[Dataset records on visual material]

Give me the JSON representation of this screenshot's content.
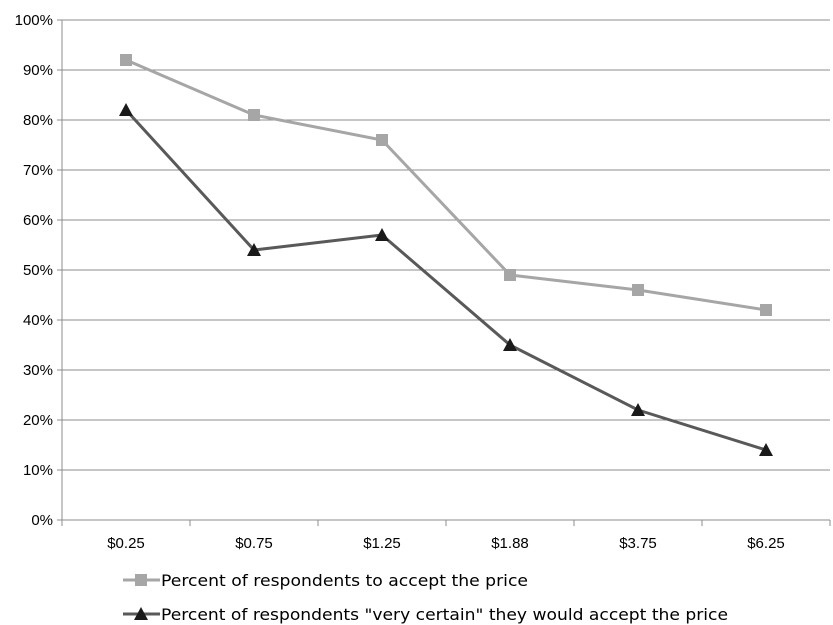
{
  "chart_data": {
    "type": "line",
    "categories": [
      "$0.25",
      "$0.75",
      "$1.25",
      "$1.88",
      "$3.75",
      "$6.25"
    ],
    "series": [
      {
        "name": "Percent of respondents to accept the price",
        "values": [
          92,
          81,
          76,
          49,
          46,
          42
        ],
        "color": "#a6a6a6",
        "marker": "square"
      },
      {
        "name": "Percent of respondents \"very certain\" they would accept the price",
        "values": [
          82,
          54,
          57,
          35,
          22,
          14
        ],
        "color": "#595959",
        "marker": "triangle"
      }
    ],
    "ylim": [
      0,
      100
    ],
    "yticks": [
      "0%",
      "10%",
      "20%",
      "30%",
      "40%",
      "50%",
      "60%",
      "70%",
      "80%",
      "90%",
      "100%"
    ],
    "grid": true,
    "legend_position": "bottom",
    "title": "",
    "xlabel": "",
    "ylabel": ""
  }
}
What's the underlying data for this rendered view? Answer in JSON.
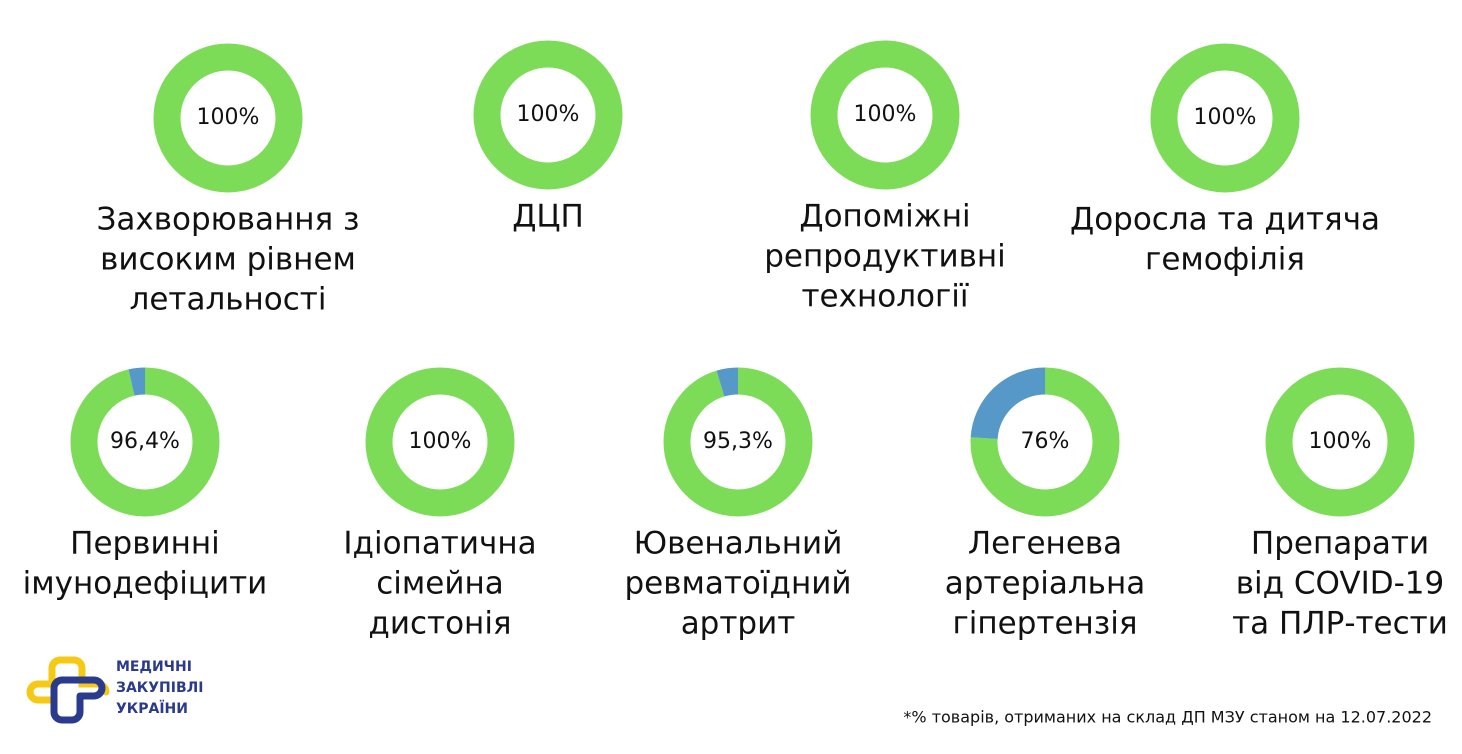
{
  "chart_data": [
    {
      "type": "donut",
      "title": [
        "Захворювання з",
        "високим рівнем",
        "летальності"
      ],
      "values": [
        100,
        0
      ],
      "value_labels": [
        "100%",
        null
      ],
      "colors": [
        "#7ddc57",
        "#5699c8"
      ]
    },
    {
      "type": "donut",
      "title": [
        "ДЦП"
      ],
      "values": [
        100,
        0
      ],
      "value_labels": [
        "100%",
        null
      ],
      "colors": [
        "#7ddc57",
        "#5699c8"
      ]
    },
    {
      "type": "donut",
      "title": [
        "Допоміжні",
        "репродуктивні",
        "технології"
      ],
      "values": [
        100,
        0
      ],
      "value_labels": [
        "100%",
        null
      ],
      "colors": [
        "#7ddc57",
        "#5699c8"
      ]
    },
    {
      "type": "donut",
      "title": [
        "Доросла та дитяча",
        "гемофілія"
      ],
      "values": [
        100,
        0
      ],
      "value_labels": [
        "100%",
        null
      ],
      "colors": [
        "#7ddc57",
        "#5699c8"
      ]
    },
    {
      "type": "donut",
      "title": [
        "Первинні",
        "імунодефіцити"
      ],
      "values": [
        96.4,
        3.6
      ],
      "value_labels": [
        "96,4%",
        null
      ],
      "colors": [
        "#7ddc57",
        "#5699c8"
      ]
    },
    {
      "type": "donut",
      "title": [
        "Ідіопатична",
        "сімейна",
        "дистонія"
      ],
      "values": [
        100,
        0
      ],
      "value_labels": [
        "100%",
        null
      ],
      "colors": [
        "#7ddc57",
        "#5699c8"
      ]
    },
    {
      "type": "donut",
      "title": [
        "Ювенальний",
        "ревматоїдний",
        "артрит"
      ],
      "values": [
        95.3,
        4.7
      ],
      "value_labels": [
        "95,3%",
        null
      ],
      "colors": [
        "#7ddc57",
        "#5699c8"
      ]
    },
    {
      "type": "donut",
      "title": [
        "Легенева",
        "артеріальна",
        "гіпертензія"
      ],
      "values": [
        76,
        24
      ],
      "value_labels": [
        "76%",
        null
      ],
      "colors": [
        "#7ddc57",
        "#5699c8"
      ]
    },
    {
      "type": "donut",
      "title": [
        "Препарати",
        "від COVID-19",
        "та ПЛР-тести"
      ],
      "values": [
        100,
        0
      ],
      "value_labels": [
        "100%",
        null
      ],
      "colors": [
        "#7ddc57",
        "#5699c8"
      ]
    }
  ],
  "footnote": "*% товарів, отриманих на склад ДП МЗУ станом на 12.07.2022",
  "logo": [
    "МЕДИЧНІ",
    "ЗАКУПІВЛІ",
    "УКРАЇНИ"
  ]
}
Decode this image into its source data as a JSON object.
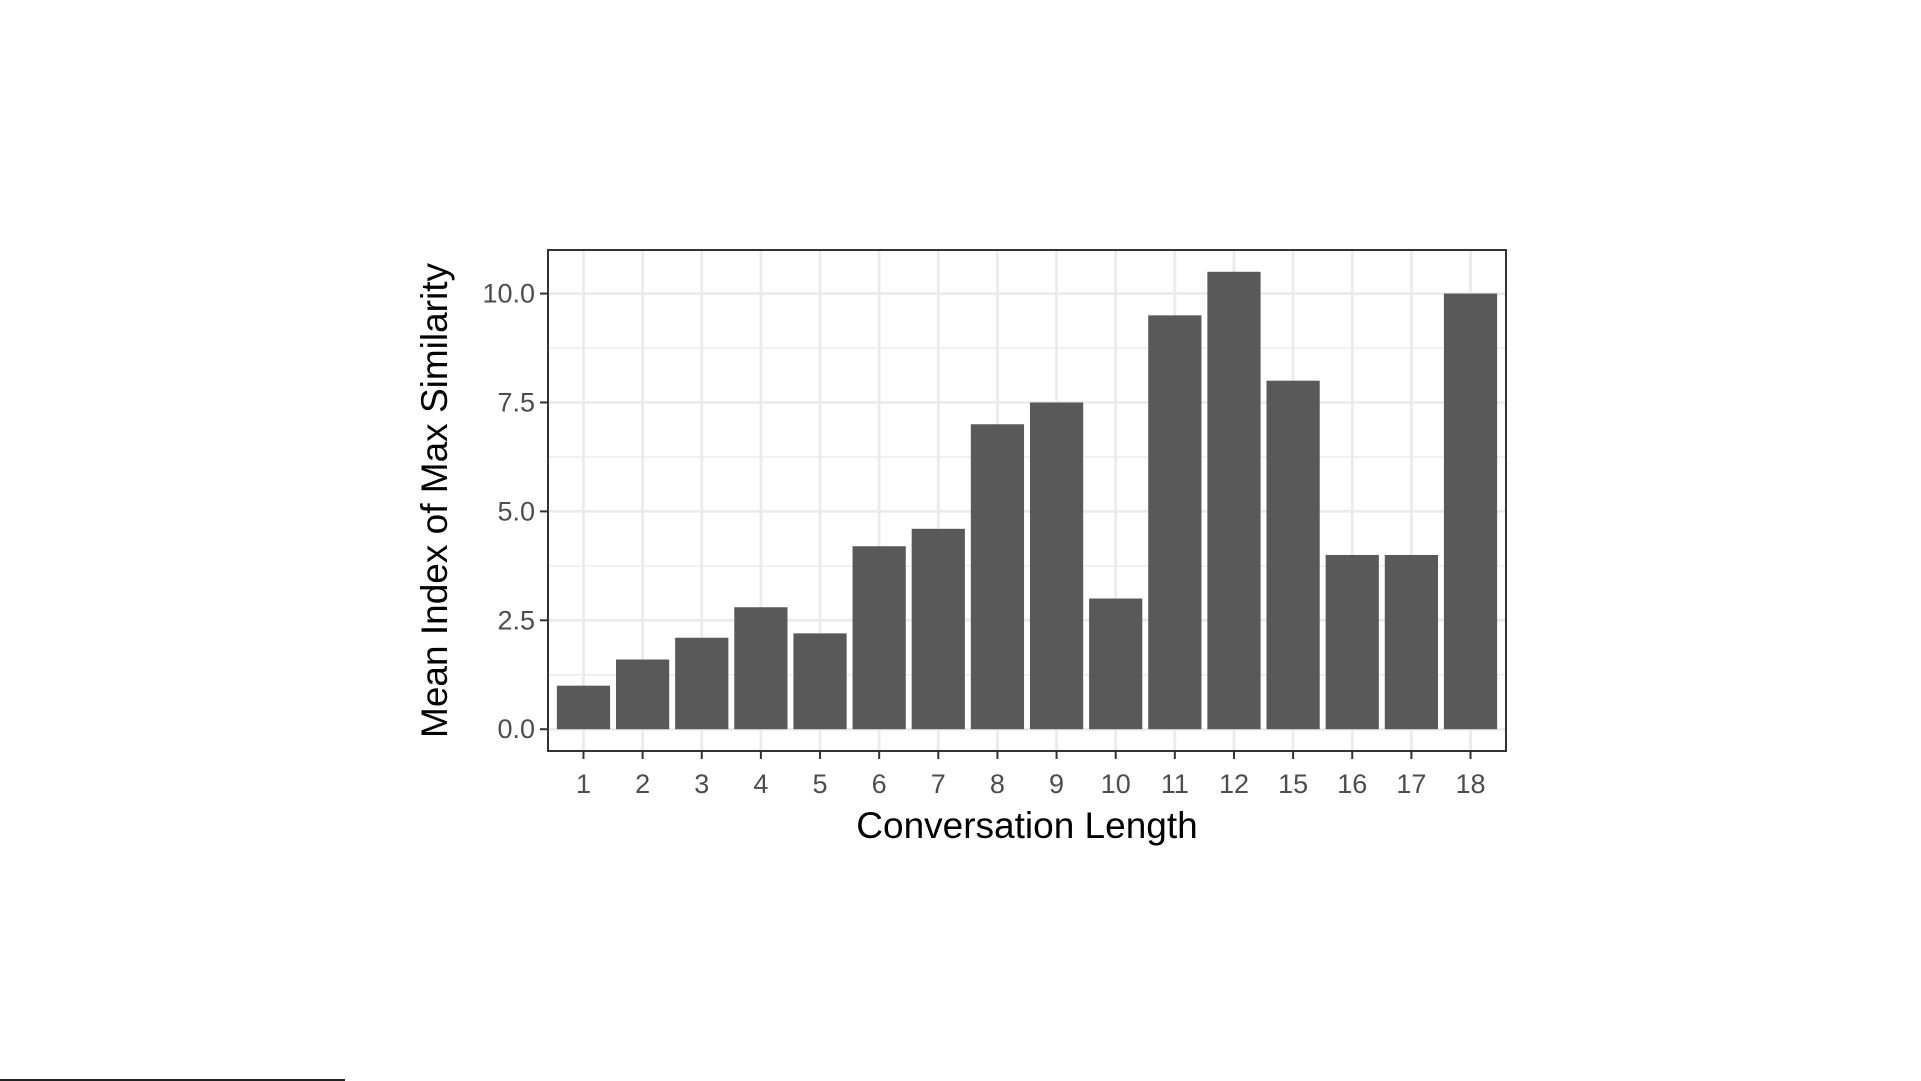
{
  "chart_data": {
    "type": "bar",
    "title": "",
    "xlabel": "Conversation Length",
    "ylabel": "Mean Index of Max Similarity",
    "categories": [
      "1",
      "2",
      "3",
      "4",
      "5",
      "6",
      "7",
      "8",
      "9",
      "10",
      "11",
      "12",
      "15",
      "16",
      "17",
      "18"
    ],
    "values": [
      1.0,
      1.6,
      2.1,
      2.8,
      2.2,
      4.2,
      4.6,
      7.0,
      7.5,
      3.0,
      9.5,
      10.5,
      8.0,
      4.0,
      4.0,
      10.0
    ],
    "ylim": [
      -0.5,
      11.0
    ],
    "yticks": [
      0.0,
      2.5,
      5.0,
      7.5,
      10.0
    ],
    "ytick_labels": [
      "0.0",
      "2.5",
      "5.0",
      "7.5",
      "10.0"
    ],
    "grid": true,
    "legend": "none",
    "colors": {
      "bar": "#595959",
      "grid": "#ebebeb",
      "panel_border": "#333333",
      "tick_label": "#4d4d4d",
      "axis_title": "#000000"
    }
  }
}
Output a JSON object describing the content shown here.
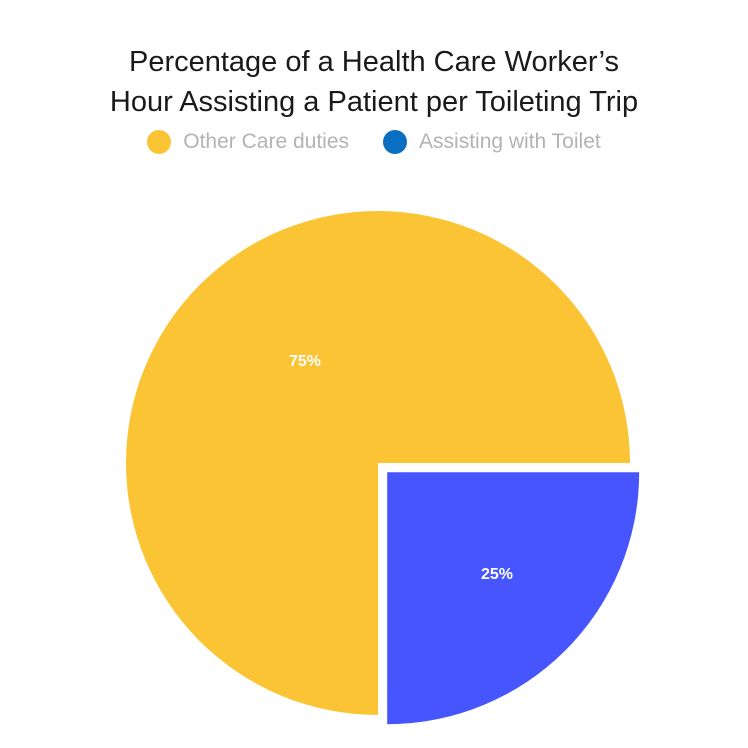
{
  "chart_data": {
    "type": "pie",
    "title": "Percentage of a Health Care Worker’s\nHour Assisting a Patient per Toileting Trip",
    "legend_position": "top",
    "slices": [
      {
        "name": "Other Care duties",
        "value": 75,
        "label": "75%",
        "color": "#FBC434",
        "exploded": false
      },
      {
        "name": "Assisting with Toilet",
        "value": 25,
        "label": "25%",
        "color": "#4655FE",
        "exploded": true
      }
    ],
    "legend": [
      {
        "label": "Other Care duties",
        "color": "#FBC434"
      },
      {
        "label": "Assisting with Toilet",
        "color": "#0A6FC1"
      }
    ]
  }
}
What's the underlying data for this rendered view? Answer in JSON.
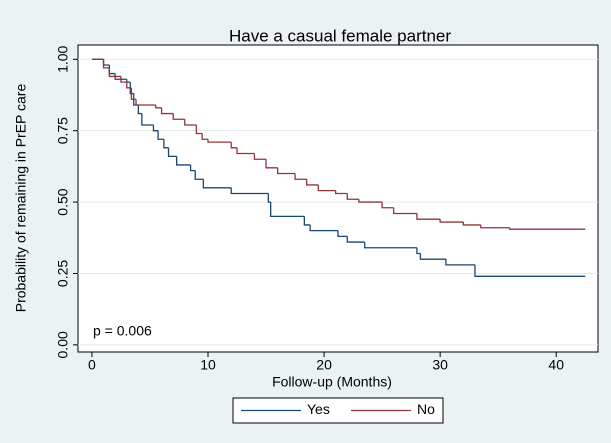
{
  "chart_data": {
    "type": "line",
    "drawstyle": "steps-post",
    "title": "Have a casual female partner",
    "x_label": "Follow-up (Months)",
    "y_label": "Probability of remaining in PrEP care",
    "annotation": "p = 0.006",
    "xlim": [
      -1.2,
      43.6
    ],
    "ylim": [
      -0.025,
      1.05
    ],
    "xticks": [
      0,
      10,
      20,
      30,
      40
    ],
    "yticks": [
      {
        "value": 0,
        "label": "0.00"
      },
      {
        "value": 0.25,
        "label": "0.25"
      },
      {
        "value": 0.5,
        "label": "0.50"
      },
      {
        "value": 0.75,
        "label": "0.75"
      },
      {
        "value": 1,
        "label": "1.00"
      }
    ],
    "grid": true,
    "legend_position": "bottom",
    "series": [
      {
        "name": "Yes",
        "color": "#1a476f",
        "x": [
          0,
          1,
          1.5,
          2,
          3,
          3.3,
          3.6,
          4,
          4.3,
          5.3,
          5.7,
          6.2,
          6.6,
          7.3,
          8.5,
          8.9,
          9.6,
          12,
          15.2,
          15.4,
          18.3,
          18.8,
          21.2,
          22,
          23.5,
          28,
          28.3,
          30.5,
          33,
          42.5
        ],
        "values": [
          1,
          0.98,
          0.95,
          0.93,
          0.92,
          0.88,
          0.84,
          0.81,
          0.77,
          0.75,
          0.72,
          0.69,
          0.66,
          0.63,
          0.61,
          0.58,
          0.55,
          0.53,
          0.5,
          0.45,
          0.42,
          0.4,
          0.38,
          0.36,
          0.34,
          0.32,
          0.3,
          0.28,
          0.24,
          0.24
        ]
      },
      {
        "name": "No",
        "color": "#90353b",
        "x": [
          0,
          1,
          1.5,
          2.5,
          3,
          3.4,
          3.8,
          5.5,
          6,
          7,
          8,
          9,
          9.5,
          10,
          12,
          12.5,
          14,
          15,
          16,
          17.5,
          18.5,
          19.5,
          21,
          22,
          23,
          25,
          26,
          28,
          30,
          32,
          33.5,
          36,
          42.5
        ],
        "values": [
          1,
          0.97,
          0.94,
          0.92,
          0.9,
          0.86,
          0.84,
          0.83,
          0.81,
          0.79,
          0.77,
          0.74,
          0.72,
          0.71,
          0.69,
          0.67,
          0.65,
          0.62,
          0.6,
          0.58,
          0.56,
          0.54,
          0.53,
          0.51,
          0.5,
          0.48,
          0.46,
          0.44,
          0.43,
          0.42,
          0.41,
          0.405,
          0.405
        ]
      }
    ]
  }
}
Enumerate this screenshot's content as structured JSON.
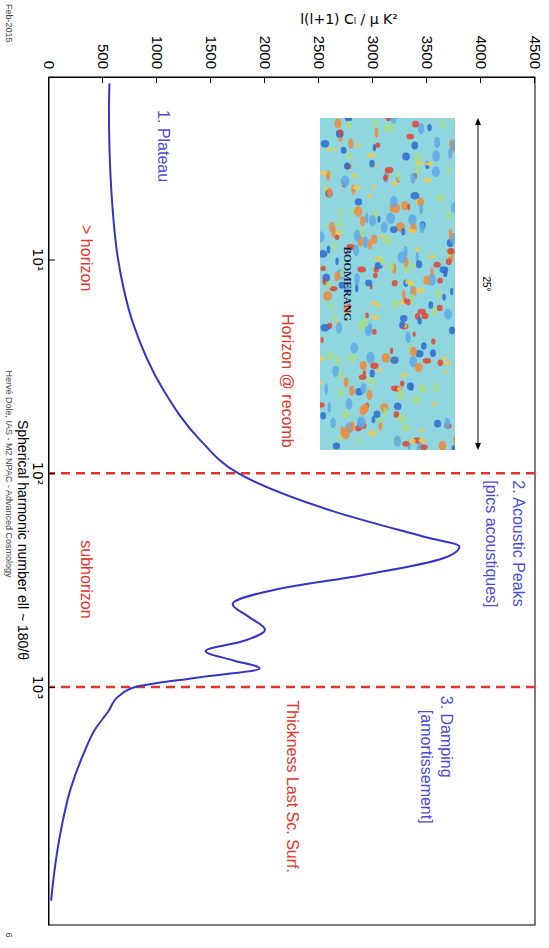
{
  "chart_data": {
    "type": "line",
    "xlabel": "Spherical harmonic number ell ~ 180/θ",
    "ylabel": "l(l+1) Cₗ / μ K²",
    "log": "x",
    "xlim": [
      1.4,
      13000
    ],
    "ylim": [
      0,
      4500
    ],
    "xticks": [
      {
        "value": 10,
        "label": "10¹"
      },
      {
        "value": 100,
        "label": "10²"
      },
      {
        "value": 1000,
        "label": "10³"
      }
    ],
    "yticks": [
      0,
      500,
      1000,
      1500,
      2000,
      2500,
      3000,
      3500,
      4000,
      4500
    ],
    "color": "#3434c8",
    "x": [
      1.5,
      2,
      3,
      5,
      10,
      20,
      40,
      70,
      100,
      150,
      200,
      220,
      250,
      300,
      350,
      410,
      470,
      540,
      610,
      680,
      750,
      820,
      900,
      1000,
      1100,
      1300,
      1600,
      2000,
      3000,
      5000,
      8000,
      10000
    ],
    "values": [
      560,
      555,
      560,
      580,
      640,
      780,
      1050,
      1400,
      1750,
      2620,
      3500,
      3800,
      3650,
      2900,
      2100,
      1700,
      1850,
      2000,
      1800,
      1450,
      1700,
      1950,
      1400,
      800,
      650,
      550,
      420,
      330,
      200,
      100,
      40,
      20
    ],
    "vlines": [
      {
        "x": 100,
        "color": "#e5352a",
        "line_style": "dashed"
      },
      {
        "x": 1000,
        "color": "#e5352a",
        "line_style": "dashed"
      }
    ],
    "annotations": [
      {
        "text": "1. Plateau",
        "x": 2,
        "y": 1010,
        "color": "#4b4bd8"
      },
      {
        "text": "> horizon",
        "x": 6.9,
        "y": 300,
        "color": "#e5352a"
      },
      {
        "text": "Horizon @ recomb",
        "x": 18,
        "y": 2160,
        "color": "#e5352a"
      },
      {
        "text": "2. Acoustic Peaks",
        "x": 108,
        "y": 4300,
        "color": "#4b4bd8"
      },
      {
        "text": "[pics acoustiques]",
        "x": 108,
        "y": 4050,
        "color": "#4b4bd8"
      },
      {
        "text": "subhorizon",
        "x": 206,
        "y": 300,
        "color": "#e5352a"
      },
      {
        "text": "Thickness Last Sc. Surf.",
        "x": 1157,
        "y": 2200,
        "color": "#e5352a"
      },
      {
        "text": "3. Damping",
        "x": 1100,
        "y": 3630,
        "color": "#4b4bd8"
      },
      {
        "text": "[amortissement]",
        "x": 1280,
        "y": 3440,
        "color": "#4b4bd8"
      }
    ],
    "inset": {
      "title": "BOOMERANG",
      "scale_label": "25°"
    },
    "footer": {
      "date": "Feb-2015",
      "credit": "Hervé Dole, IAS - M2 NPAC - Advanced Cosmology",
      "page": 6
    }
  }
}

-- Stated problem --
Find each line holding the string "with" and copy it out.

-- The response --
        "name": "Assisting with Toilet",
        "label": "Assisting with Toilet",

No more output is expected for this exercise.